Task objective –
Report how many lines contain the word "name"; answer with the number only.

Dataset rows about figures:
◆ ◆ ◆ ◆ ◆
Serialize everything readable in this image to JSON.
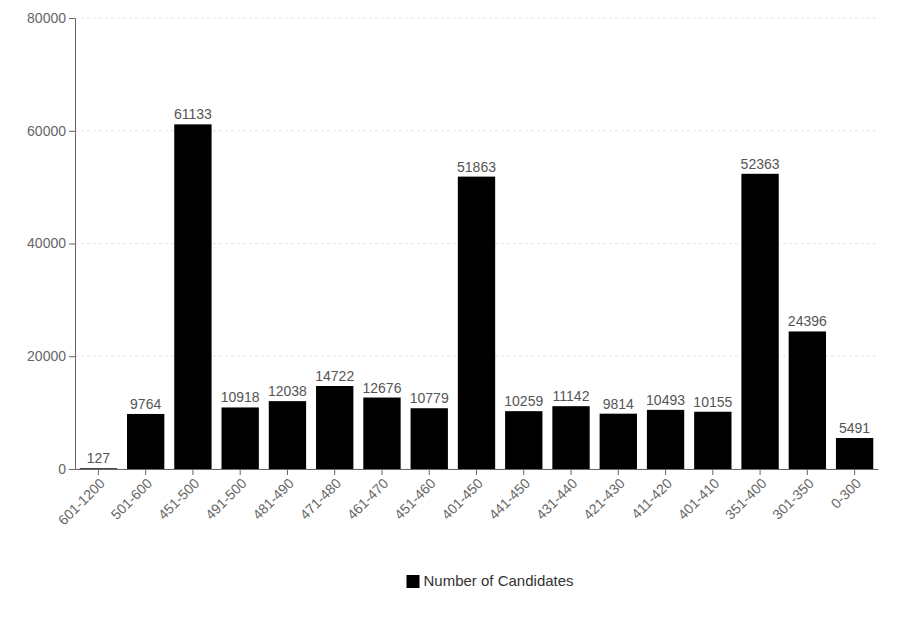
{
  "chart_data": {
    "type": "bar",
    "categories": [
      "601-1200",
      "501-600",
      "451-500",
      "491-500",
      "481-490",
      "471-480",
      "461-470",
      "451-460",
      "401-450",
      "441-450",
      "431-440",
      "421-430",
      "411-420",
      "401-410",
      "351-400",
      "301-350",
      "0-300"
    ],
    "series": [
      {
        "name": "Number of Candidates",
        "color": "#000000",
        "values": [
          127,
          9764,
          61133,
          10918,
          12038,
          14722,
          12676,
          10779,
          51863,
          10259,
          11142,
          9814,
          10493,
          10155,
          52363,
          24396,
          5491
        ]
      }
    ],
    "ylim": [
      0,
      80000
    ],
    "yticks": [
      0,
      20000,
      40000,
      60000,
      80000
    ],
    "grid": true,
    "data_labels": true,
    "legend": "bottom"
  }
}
◆ ◆ ◆ ◆ ◆
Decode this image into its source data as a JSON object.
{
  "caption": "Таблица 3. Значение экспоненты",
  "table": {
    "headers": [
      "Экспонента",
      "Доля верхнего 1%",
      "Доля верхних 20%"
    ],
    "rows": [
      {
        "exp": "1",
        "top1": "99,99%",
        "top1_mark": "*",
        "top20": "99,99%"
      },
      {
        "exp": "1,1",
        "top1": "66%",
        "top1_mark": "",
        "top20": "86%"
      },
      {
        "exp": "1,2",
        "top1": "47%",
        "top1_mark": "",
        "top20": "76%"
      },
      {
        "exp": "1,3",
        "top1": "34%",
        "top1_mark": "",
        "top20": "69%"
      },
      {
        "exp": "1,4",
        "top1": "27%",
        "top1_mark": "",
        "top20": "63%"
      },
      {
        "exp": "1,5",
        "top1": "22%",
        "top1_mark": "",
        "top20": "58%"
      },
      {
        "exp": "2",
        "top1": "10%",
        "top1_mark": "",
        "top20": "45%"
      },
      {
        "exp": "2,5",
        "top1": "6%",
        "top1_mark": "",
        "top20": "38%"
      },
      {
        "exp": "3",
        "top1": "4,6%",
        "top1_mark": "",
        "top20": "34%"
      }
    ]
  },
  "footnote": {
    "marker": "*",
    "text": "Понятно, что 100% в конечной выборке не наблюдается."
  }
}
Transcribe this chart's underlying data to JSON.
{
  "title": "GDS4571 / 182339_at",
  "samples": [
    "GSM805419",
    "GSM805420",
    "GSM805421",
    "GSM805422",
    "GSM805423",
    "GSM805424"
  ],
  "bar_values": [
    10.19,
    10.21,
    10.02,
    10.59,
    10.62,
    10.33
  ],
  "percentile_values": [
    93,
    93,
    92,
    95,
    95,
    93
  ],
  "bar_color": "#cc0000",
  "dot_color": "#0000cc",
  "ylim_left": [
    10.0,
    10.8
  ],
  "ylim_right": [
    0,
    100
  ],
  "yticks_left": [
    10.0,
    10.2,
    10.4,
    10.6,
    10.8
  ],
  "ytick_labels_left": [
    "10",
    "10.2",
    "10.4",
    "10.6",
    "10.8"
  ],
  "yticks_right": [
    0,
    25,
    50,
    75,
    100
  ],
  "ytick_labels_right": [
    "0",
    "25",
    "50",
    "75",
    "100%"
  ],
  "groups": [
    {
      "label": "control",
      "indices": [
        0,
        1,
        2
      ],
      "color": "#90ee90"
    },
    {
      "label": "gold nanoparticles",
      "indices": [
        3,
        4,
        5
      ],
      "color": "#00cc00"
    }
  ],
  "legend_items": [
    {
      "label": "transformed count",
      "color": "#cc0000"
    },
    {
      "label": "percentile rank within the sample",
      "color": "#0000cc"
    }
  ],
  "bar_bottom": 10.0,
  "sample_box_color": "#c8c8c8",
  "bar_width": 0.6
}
◆ ◆ ◆ ◆ ◆
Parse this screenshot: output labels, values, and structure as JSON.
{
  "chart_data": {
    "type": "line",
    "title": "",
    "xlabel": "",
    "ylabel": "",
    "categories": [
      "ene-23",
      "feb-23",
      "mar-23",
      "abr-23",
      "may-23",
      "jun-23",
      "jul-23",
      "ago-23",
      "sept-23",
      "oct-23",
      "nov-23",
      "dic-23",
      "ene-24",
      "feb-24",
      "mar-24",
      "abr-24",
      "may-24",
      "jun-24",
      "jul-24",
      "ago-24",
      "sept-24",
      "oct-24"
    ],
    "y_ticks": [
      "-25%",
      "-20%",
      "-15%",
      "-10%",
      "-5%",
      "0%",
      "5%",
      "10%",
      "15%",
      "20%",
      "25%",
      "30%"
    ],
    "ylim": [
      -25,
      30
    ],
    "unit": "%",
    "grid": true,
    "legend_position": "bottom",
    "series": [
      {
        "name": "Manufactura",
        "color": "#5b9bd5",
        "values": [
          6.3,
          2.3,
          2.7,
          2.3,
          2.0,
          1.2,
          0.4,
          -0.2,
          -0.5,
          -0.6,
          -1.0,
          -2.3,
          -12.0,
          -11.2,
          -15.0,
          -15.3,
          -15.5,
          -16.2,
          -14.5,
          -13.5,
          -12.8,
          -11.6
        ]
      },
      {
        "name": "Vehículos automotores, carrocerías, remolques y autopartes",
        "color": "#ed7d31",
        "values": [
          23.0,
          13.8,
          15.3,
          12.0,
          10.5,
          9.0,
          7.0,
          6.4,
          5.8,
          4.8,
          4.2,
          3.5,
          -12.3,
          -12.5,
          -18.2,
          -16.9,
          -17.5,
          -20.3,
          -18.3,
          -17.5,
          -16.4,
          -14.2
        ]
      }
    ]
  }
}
◆ ◆ ◆ ◆ ◆
Expected answer –
3